Start of Dataset

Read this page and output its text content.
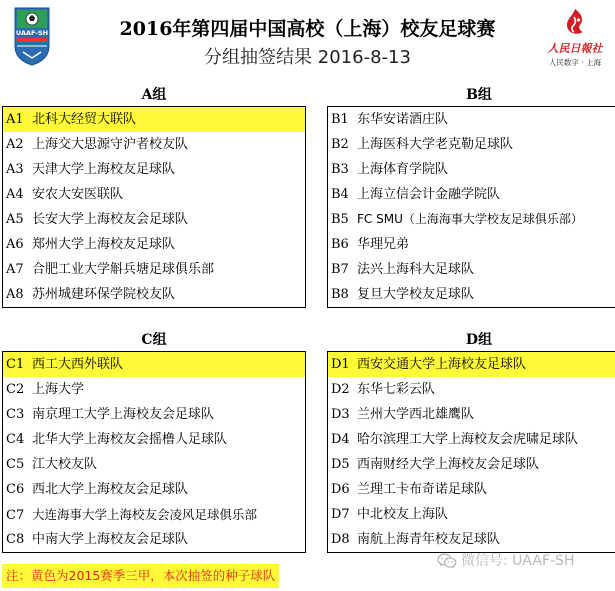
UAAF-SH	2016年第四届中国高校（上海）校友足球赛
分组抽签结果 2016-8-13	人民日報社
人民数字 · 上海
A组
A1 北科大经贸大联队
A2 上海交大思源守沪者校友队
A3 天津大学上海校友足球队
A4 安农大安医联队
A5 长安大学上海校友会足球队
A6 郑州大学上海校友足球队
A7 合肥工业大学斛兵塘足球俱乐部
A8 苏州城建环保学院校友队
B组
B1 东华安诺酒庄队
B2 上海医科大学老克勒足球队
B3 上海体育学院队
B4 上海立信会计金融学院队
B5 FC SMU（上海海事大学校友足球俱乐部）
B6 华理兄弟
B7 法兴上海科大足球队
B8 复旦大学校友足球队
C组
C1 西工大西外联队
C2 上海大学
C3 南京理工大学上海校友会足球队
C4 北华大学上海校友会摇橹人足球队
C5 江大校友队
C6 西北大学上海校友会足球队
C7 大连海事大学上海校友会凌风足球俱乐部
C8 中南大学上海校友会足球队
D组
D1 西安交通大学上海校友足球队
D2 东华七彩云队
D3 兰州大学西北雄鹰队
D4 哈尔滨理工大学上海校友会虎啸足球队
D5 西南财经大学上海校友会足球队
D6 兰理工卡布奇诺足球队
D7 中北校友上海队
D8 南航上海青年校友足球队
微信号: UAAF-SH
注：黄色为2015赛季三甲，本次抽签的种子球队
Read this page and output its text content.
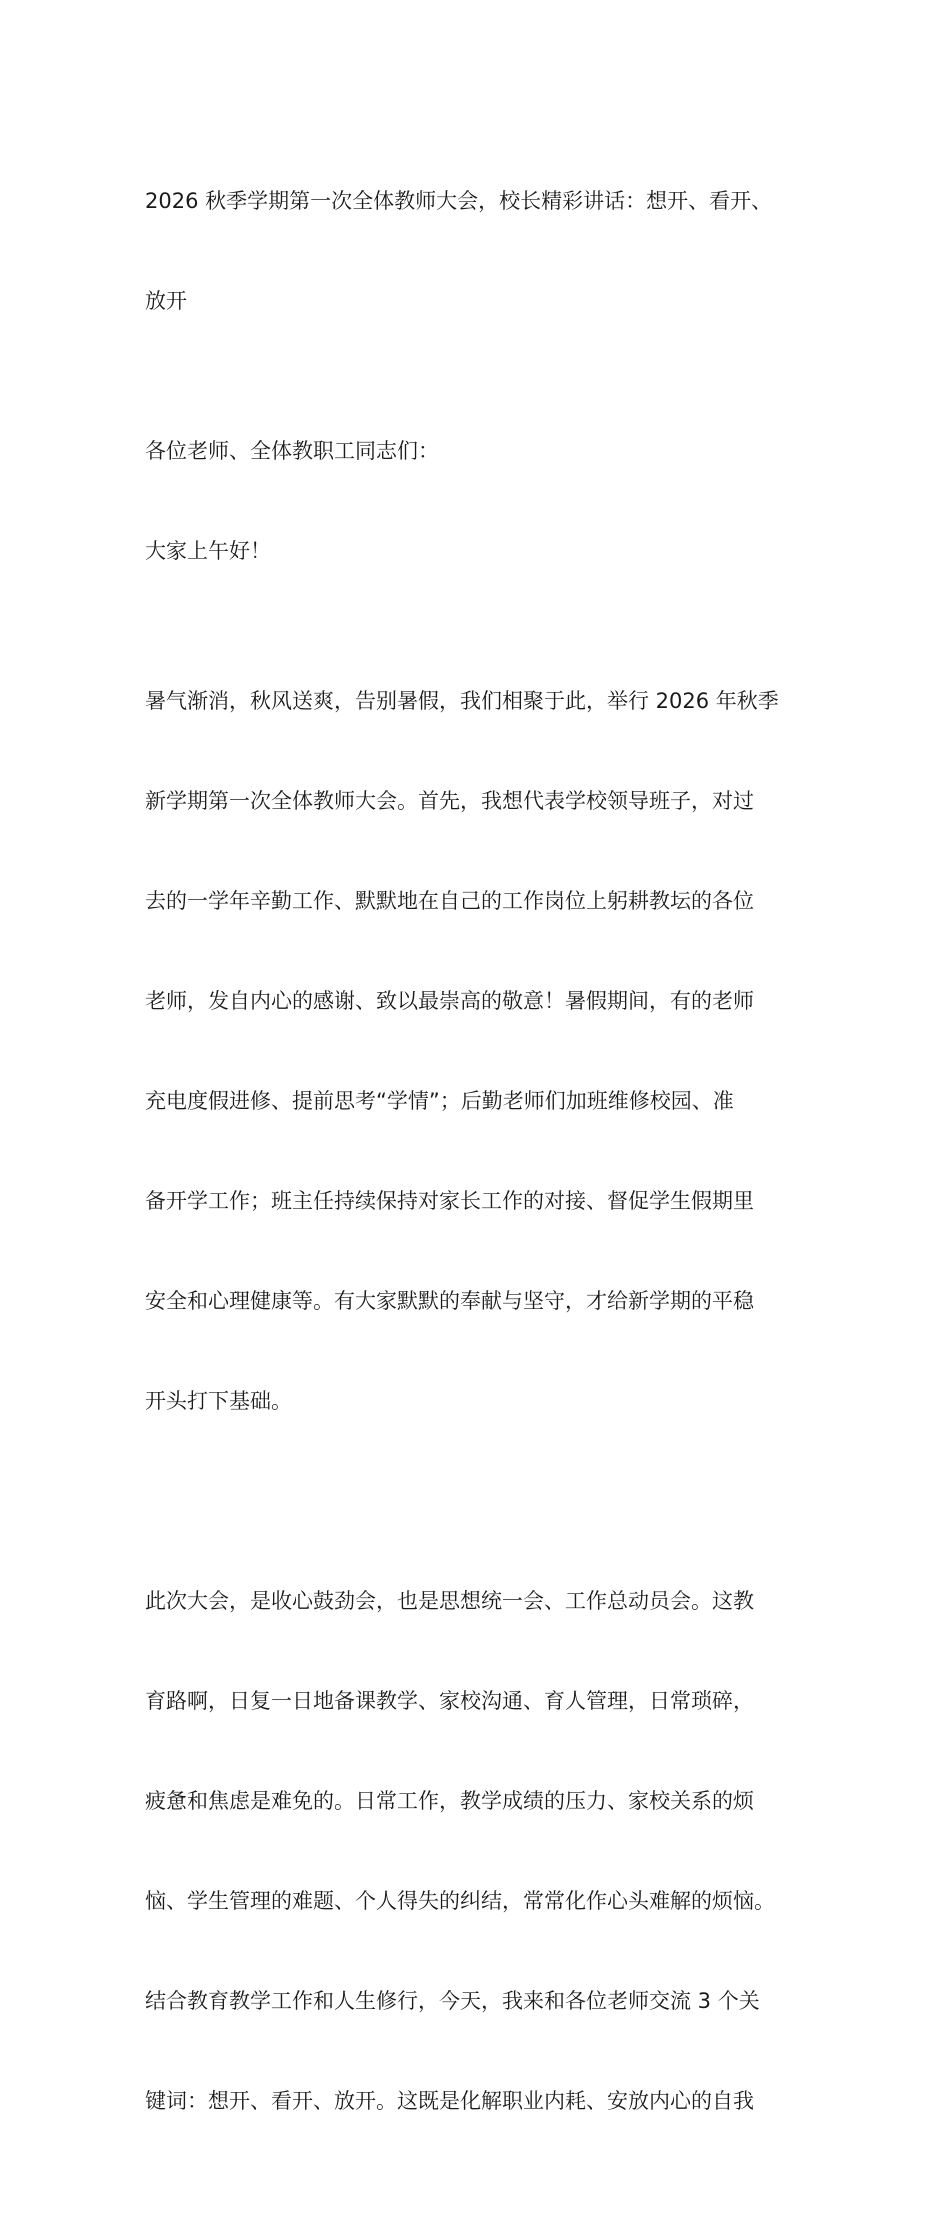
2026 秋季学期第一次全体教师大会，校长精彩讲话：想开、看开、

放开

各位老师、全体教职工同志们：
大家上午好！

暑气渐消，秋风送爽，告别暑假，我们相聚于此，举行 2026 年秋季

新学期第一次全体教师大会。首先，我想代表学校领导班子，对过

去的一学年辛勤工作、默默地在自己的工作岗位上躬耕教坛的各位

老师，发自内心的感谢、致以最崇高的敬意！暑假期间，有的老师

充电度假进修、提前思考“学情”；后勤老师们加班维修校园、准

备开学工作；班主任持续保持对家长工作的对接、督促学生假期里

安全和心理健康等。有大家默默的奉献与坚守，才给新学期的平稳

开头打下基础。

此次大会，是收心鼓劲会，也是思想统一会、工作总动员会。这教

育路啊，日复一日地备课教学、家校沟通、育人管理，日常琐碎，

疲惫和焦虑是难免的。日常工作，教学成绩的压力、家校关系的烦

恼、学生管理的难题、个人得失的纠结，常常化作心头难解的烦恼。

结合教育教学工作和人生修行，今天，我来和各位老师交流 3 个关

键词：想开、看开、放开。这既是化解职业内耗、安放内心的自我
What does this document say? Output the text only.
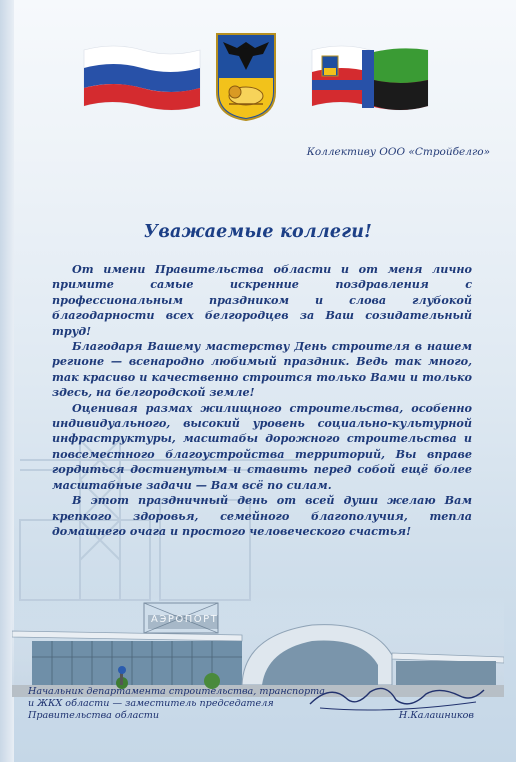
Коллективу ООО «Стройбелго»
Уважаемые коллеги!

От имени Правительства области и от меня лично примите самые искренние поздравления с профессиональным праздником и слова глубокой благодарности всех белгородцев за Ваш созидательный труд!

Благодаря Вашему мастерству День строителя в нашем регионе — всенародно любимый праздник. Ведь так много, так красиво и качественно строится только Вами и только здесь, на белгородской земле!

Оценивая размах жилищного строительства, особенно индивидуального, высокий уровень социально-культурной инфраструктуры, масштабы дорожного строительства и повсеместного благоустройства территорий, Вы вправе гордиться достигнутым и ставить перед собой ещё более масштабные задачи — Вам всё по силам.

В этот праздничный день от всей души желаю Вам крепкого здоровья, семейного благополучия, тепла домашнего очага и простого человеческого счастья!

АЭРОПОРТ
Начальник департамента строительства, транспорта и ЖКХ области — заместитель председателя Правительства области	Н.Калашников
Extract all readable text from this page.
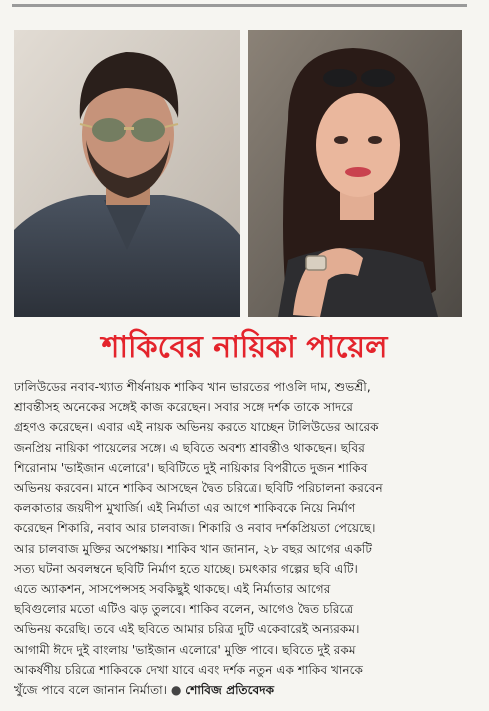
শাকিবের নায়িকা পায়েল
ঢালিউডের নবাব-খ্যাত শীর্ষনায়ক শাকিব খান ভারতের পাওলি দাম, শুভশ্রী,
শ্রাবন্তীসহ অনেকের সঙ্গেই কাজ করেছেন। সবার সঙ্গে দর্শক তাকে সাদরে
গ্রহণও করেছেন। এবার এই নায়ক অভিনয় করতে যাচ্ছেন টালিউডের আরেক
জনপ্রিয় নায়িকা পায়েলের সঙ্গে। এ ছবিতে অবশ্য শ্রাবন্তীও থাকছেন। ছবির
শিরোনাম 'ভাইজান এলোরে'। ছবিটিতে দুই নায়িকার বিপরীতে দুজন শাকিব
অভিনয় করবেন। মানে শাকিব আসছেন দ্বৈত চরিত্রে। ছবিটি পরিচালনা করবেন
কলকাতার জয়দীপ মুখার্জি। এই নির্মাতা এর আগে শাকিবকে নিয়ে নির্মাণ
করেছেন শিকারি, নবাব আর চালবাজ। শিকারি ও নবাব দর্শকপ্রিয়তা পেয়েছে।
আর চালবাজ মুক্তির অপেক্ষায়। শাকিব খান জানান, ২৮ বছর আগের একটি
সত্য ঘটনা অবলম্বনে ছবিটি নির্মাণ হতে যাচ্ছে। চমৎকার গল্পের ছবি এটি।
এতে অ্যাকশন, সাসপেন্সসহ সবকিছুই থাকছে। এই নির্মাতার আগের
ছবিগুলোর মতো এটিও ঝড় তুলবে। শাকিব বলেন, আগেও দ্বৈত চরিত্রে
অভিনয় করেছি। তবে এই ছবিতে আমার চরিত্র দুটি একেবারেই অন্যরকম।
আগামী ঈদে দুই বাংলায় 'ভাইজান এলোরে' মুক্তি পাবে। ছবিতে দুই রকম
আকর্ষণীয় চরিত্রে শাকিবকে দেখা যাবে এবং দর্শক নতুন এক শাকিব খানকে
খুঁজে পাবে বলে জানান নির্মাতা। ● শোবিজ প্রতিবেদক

End of Dataset

__Task__
Among these entries, how many lines include the string "строительства"? Reply with the number by itself.

__Solution below__
2